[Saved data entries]
□ □ □ □ □

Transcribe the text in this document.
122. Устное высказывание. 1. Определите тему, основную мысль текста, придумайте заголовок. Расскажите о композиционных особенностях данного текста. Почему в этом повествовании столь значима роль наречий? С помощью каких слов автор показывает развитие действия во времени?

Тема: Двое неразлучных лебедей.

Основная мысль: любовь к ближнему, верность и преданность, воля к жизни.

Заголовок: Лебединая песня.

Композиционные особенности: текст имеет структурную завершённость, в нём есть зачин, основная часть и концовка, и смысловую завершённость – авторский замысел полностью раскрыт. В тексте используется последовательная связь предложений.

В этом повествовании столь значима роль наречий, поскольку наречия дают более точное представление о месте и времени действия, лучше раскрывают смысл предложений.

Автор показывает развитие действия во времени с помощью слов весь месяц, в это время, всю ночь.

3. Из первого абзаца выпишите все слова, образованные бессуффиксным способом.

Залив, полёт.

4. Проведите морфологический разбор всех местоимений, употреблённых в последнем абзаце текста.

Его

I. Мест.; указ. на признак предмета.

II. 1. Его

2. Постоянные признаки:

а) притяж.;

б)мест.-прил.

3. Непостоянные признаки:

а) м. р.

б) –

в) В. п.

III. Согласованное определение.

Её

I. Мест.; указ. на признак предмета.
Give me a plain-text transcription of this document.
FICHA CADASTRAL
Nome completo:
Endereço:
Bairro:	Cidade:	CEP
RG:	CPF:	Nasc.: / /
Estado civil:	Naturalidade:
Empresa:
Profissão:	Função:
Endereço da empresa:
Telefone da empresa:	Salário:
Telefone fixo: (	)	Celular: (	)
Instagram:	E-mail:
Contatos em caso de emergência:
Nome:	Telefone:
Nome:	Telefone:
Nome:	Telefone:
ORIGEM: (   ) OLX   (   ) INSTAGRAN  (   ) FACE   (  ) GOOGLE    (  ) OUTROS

□ □ □ □ □

- What the exercise asks: Copy the entries above exactly, leaving none out.

- Task result:
Transcribe the text in this document.
122. Устное высказывание. 1. Определите тему, основную мысль текста, придумайте заголовок. Расскажите о композиционных особенностях данного текста. Почему в этом повествовании столь значима роль наречий? С помощью каких слов автор показывает развитие действия во времени?

Тема: Двое неразлучных лебедей.

Основная мысль: любовь к ближнему, верность и преданность, воля к жизни.

Заголовок: Лебединая песня.

Композиционные особенности: текст имеет структурную завершённость, в нём есть зачин, основная часть и концовка, и смысловую завершённость – авторский замысел полностью раскрыт. В тексте используется последовательная связь предложений.

В этом повествовании столь значима роль наречий, поскольку наречия дают более точное представление о месте и времени действия, лучше раскрывают смысл предложений.

Автор показывает развитие действия во времени с помощью слов весь месяц, в это время, всю ночь.

3. Из первого абзаца выпишите все слова, образованные бессуффиксным способом.

Залив, полёт.

4. Проведите морфологический разбор всех местоимений, употреблённых в последнем абзаце текста.

Его

I. Мест.; указ. на признак предмета.

II. 1. Его

2. Постоянные признаки:

а) притяж.;

б)мест.-прил.

3. Непостоянные признаки:

а) м. р.

б) –

в) В. п.

III. Согласованное определение.

Её

I. Мест.; указ. на признак предмета.
Give me a plain-text transcription of this document.
FICHA CADASTRAL
Nome completo:
Endereço:
Bairro:	Cidade:	CEP
RG:	CPF:	Nasc.: / /
Estado civil:	Naturalidade:
Empresa:
Profissão:	Função:
Endereço da empresa:
Telefone da empresa:	Salário:
Telefone fixo: (	)	Celular: (	)
Instagram:	E-mail:
Contatos em caso de emergência:
Nome:	Telefone:
Nome:	Telefone:
Nome:	Telefone:
ORIGEM: (   ) OLX   (   ) INSTAGRAN  (   ) FACE   (  ) GOOGLE    (  ) OUTROS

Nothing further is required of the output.